[Source data]
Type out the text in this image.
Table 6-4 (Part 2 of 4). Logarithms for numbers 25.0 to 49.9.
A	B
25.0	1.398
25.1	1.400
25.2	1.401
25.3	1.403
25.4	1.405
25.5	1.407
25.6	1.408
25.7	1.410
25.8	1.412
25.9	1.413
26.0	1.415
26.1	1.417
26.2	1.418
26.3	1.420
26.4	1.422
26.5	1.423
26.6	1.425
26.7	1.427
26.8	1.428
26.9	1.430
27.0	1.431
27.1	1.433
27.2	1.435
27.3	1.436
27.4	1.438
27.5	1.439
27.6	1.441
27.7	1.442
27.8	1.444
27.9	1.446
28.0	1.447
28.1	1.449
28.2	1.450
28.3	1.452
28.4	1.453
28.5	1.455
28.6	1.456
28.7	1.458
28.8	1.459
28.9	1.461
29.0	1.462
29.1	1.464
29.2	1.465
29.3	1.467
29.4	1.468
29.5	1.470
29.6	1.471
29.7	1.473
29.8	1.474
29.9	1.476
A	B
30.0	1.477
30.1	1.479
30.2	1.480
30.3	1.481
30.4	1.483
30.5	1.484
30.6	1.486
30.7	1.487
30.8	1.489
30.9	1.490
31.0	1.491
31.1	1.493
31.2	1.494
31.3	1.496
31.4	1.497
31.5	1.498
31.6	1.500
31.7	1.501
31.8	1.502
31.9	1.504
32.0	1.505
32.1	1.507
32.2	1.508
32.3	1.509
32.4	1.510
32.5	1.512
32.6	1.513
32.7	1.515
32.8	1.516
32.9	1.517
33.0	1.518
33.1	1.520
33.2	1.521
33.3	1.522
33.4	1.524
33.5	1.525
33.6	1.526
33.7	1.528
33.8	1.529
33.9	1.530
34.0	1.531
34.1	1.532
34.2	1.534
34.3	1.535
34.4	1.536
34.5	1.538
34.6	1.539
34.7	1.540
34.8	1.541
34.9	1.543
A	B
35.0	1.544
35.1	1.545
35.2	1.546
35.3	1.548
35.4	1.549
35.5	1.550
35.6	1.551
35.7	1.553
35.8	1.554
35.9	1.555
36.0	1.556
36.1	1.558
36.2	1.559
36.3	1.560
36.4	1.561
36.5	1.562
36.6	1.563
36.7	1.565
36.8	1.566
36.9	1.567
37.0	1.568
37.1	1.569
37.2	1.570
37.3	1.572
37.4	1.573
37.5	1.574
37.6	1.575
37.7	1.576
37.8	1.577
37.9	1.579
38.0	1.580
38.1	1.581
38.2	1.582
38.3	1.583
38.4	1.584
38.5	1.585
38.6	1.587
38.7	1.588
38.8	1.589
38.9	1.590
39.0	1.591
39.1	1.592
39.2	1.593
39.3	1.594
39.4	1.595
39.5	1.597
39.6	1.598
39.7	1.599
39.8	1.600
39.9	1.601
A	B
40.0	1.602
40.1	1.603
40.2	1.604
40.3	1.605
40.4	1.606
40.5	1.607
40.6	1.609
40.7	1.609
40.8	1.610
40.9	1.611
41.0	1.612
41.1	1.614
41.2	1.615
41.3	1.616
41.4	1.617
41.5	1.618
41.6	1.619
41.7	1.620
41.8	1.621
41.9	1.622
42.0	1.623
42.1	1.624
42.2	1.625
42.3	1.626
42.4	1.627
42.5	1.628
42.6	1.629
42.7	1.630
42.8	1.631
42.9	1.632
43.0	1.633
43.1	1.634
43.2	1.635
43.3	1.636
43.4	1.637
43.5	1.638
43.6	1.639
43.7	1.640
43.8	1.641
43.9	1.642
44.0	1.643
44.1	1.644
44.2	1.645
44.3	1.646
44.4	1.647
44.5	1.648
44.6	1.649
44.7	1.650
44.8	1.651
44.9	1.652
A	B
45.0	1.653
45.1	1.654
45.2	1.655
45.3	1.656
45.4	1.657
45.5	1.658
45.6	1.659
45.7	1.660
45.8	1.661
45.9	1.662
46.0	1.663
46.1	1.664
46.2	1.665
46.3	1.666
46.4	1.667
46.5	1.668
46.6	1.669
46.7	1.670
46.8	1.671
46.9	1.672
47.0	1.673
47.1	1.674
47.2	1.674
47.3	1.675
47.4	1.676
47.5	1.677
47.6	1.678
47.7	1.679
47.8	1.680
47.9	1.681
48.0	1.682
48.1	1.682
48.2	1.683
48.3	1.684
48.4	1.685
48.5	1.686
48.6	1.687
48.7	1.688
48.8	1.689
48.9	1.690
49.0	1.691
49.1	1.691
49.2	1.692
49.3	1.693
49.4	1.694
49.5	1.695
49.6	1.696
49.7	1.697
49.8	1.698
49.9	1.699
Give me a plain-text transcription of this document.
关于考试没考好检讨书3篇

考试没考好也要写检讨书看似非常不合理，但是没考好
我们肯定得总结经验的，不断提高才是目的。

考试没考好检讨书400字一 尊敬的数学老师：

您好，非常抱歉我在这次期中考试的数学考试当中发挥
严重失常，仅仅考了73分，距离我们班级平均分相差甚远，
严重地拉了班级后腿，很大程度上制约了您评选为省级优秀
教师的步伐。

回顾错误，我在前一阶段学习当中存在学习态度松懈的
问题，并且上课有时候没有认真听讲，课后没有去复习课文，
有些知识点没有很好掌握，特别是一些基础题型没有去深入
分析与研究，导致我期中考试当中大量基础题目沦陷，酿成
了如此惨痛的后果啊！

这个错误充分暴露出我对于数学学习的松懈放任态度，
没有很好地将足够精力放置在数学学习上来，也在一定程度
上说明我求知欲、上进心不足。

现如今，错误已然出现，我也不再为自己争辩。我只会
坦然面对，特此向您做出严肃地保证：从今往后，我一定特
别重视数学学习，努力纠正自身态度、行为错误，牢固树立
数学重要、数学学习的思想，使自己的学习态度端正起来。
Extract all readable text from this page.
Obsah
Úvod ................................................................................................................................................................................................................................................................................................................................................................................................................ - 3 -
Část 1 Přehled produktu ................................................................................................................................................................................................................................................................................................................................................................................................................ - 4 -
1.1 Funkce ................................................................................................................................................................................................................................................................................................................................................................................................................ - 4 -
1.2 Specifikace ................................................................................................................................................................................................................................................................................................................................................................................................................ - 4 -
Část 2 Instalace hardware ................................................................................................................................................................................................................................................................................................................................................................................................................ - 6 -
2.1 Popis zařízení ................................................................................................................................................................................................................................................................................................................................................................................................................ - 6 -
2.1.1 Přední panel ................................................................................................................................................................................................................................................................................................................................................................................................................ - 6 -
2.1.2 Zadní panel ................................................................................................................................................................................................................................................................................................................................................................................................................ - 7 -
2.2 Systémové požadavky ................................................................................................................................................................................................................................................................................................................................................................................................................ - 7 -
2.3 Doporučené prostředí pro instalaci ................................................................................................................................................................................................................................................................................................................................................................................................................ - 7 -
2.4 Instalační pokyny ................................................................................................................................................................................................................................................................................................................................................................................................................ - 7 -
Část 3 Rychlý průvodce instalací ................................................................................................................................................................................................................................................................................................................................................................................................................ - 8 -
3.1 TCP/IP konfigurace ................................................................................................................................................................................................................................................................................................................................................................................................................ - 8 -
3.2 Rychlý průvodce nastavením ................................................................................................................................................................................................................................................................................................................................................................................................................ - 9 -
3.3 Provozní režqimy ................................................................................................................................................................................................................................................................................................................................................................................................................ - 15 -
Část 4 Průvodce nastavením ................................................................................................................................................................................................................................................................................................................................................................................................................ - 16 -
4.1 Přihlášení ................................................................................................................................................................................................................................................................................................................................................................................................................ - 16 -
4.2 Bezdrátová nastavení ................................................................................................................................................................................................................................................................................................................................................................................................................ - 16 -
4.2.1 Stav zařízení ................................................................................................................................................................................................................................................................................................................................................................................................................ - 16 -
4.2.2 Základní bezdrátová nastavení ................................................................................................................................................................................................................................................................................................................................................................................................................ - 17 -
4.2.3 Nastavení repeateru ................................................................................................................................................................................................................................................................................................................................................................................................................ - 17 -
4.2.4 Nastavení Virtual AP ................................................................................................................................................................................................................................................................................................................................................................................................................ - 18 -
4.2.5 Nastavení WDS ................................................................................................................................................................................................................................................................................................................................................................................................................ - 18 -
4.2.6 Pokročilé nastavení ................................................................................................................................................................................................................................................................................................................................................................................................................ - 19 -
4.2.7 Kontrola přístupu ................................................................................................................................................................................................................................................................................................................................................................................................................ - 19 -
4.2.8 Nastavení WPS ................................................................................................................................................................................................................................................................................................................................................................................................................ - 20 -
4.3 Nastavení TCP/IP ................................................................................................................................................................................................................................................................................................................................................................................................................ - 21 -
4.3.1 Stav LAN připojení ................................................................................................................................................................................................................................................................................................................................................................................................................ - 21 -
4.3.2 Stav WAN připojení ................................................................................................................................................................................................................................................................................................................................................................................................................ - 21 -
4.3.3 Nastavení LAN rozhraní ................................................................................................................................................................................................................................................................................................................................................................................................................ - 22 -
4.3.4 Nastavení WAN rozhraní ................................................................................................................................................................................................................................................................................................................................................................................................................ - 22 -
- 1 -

What to work on:
Lines that include the word "text" are to be extracted from the data above.

Exercise answer:
Type out the text in this image.
Give me a plain-text transcription of this document.
Extract all readable text from this page.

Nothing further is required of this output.